THE TASK: Return every record exactly as written.

ITEMS:
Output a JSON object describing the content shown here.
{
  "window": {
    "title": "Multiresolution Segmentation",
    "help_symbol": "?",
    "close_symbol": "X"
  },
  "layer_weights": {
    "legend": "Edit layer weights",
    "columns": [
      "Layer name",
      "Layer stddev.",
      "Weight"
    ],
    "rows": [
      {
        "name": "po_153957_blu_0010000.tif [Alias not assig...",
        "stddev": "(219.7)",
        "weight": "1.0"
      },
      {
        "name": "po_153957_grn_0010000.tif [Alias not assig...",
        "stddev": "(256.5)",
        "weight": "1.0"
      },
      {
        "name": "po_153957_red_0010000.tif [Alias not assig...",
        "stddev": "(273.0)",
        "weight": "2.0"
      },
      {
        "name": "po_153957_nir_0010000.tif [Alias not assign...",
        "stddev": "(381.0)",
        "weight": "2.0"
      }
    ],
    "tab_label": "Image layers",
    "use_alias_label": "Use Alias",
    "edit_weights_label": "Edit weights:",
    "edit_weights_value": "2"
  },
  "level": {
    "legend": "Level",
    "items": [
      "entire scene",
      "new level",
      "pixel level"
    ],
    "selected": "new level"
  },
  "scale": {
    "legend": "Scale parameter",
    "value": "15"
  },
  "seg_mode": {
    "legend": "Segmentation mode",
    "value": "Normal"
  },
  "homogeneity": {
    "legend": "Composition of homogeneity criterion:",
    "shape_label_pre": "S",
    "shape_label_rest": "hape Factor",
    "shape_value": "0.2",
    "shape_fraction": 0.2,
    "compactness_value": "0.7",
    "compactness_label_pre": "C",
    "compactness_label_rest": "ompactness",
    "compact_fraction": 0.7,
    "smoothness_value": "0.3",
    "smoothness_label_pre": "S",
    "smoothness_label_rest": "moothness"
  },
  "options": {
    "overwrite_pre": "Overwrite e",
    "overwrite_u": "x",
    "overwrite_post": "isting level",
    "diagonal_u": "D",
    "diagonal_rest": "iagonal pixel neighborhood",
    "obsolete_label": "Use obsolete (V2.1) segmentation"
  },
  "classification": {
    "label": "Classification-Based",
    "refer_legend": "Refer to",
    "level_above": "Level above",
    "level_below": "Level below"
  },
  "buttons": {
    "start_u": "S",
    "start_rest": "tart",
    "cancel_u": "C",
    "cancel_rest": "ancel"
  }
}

REPLY:
Output a JSON object describing the content shown here.
{
  "window": {
    "title": "Multiresolution Segmentation",
    "help_symbol": "?",
    "close_symbol": "X"
  },
  "layer_weights": {
    "legend": "Edit layer weights",
    "columns": [
      "Layer name",
      "Layer stddev.",
      "Weight"
    ],
    "rows": [
      {
        "name": "po_153957_blu_0010000.tif [Alias not assig...",
        "stddev": "(219.7)",
        "weight": "1.0"
      },
      {
        "name": "po_153957_grn_0010000.tif [Alias not assig...",
        "stddev": "(256.5)",
        "weight": "1.0"
      },
      {
        "name": "po_153957_red_0010000.tif [Alias not assig...",
        "stddev": "(273.0)",
        "weight": "2.0"
      },
      {
        "name": "po_153957_nir_0010000.tif [Alias not assign...",
        "stddev": "(381.0)",
        "weight": "2.0"
      }
    ],
    "tab_label": "Image layers",
    "use_alias_label": "Use Alias",
    "edit_weights_label": "Edit weights:",
    "edit_weights_value": "2"
  },
  "level": {
    "legend": "Level",
    "items": [
      "entire scene",
      "new level",
      "pixel level"
    ],
    "selected": "new level"
  },
  "scale": {
    "legend": "Scale parameter",
    "value": "15"
  },
  "seg_mode": {
    "legend": "Segmentation mode",
    "value": "Normal"
  },
  "homogeneity": {
    "legend": "Composition of homogeneity criterion:",
    "shape_label_pre": "S",
    "shape_label_rest": "hape Factor",
    "shape_value": "0.2",
    "shape_fraction": 0.2,
    "compactness_value": "0.7",
    "compactness_label_pre": "C",
    "compactness_label_rest": "ompactness",
    "compact_fraction": 0.7,
    "smoothness_value": "0.3",
    "smoothness_label_pre": "S",
    "smoothness_label_rest": "moothness"
  },
  "options": {
    "overwrite_pre": "Overwrite e",
    "overwrite_u": "x",
    "overwrite_post": "isting level",
    "diagonal_u": "D",
    "diagonal_rest": "iagonal pixel neighborhood",
    "obsolete_label": "Use obsolete (V2.1) segmentation"
  },
  "classification": {
    "label": "Classification-Based",
    "refer_legend": "Refer to",
    "level_above": "Level above",
    "level_below": "Level below"
  },
  "buttons": {
    "start_u": "S",
    "start_rest": "tart",
    "cancel_u": "C",
    "cancel_rest": "ancel"
  }
}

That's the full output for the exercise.